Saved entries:
========
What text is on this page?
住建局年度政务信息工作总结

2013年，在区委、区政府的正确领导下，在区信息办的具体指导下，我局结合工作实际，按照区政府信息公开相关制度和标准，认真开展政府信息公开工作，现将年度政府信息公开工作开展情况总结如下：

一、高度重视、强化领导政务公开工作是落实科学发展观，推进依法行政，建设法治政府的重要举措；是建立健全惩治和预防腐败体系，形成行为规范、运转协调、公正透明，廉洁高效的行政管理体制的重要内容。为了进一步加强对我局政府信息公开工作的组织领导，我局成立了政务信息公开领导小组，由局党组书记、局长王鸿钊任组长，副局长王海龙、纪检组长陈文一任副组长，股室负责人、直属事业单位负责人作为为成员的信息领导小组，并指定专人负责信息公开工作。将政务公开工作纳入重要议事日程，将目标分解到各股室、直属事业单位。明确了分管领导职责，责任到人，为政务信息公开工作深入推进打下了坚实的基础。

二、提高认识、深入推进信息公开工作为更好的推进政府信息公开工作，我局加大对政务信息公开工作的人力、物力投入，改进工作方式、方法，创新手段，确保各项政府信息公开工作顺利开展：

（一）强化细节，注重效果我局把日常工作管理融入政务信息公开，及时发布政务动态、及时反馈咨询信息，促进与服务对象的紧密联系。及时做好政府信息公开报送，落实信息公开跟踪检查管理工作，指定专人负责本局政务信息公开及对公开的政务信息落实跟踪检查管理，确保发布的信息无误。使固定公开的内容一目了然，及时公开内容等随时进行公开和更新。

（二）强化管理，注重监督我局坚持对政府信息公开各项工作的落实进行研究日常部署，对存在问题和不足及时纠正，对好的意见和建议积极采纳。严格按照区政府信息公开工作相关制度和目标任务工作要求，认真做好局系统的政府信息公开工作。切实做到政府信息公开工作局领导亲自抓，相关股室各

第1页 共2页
========
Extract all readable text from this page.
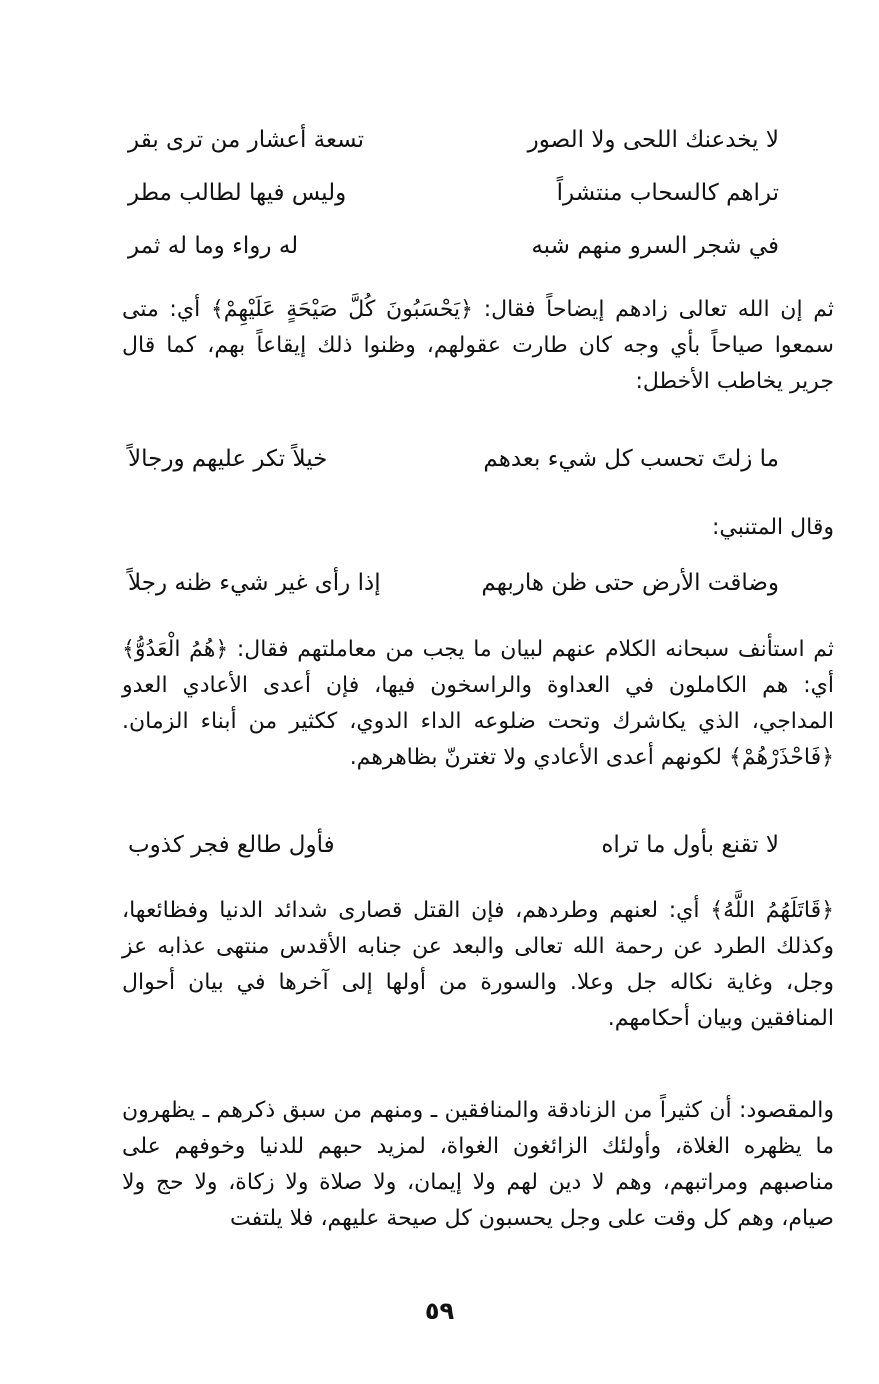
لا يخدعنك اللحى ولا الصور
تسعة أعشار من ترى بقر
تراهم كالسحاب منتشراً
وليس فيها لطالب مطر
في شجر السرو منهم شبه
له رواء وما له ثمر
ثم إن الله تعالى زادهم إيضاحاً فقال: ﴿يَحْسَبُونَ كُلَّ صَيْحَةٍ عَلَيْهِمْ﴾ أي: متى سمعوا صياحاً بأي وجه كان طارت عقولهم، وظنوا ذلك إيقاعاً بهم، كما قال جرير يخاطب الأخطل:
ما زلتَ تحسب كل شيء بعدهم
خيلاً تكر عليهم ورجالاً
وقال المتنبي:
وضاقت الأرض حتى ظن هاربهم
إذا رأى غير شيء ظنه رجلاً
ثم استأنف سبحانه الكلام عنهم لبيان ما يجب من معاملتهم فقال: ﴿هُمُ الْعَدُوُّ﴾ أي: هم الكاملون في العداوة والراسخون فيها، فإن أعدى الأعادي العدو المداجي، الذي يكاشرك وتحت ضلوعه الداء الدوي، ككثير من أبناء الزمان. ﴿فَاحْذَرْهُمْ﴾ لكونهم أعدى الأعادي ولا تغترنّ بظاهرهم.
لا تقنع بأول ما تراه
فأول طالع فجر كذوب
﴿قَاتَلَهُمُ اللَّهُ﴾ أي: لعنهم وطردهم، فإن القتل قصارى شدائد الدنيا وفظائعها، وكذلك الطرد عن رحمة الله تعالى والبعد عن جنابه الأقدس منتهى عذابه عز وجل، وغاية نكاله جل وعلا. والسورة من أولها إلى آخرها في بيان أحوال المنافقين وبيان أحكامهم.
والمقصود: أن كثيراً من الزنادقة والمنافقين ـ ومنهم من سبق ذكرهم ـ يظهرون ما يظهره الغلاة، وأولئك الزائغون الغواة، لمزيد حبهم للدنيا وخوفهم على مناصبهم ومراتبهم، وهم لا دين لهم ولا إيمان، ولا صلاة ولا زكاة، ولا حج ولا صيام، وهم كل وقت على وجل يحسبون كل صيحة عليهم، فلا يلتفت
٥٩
========
WHAT YOU WILL DO: Copy out the lines that hold "عليهم".

RESPONSE TO THIS TASK:
خيلاً تكر عليهم ورجالاً
والمقصود: أن كثيراً من الزنادقة والمنافقين ـ ومنهم من سبق ذكرهم ـ يظهرون ما يظهره الغلاة، وأولئك الزائغون الغواة، لمزيد حبهم للدنيا وخوفهم على مناصبهم ومراتبهم، وهم لا دين لهم ولا إيمان، ولا صلاة ولا زكاة، ولا حج ولا صيام، وهم كل وقت على وجل يحسبون كل صيحة عليهم، فلا يلتفت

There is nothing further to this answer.